> _What the task asks_: Repeat each record exactly as written, and drop any images.

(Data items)
******************************

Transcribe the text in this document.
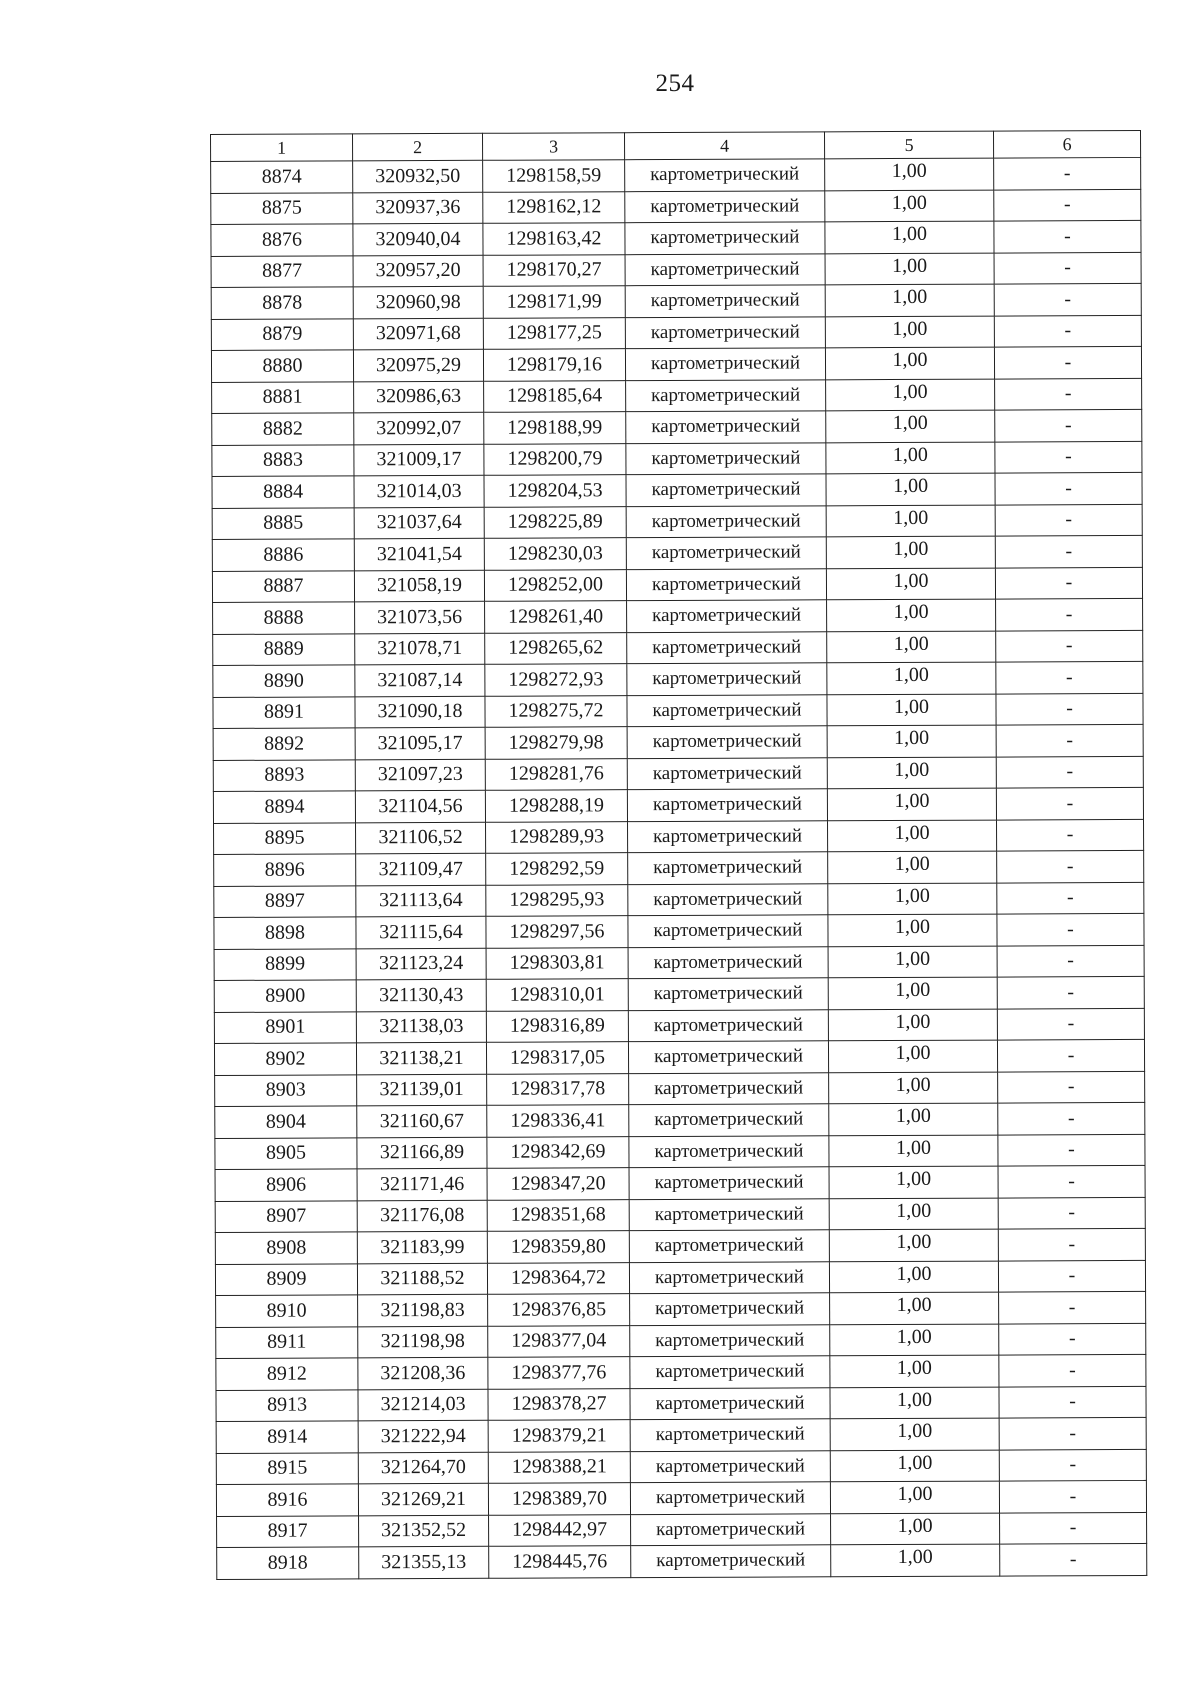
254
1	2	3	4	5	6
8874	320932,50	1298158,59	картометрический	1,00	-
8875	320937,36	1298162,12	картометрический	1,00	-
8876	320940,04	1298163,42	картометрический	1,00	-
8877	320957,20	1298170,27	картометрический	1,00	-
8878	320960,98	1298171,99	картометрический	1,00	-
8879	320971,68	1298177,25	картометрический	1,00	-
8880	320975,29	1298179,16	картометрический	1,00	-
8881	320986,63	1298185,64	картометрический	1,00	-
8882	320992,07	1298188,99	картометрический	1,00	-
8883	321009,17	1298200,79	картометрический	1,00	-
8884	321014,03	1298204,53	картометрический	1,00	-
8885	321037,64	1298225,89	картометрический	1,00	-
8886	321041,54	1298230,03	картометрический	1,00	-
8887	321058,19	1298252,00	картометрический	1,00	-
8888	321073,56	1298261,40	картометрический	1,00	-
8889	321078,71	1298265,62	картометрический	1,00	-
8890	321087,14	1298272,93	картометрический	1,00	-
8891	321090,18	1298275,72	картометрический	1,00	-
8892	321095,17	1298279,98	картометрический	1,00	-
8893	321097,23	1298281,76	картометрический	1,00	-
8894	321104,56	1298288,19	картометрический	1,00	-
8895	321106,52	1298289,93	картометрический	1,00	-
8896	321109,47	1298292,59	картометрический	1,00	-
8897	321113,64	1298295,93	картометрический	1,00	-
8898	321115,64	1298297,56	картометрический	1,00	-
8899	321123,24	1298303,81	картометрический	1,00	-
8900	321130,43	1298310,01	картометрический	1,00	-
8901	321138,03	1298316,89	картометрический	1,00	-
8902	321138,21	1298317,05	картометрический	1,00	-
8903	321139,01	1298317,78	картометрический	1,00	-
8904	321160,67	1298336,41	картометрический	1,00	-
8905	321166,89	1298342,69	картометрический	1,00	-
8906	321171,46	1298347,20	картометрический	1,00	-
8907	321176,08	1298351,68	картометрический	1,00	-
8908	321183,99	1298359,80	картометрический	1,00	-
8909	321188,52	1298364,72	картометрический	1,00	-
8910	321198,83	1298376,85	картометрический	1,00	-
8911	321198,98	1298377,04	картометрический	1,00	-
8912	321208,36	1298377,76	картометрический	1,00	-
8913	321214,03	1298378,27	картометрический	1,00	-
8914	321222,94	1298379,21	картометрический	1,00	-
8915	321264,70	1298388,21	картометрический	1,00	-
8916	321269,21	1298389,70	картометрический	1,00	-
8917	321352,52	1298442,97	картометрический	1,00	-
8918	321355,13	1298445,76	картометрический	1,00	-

******************************

> _Task result_:
Transcribe the text in this document.
254
1	2	3	4	5	6
8874	320932,50	1298158,59	картометрический	1,00	-
8875	320937,36	1298162,12	картометрический	1,00	-
8876	320940,04	1298163,42	картометрический	1,00	-
8877	320957,20	1298170,27	картометрический	1,00	-
8878	320960,98	1298171,99	картометрический	1,00	-
8879	320971,68	1298177,25	картометрический	1,00	-
8880	320975,29	1298179,16	картометрический	1,00	-
8881	320986,63	1298185,64	картометрический	1,00	-
8882	320992,07	1298188,99	картометрический	1,00	-
8883	321009,17	1298200,79	картометрический	1,00	-
8884	321014,03	1298204,53	картометрический	1,00	-
8885	321037,64	1298225,89	картометрический	1,00	-
8886	321041,54	1298230,03	картометрический	1,00	-
8887	321058,19	1298252,00	картометрический	1,00	-
8888	321073,56	1298261,40	картометрический	1,00	-
8889	321078,71	1298265,62	картометрический	1,00	-
8890	321087,14	1298272,93	картометрический	1,00	-
8891	321090,18	1298275,72	картометрический	1,00	-
8892	321095,17	1298279,98	картометрический	1,00	-
8893	321097,23	1298281,76	картометрический	1,00	-
8894	321104,56	1298288,19	картометрический	1,00	-
8895	321106,52	1298289,93	картометрический	1,00	-
8896	321109,47	1298292,59	картометрический	1,00	-
8897	321113,64	1298295,93	картометрический	1,00	-
8898	321115,64	1298297,56	картометрический	1,00	-
8899	321123,24	1298303,81	картометрический	1,00	-
8900	321130,43	1298310,01	картометрический	1,00	-
8901	321138,03	1298316,89	картометрический	1,00	-
8902	321138,21	1298317,05	картометрический	1,00	-
8903	321139,01	1298317,78	картометрический	1,00	-
8904	321160,67	1298336,41	картометрический	1,00	-
8905	321166,89	1298342,69	картометрический	1,00	-
8906	321171,46	1298347,20	картометрический	1,00	-
8907	321176,08	1298351,68	картометрический	1,00	-
8908	321183,99	1298359,80	картометрический	1,00	-
8909	321188,52	1298364,72	картометрический	1,00	-
8910	321198,83	1298376,85	картометрический	1,00	-
8911	321198,98	1298377,04	картометрический	1,00	-
8912	321208,36	1298377,76	картометрический	1,00	-
8913	321214,03	1298378,27	картометрический	1,00	-
8914	321222,94	1298379,21	картометрический	1,00	-
8915	321264,70	1298388,21	картометрический	1,00	-
8916	321269,21	1298389,70	картометрический	1,00	-
8917	321352,52	1298442,97	картометрический	1,00	-
8918	321355,13	1298445,76	картометрический	1,00	-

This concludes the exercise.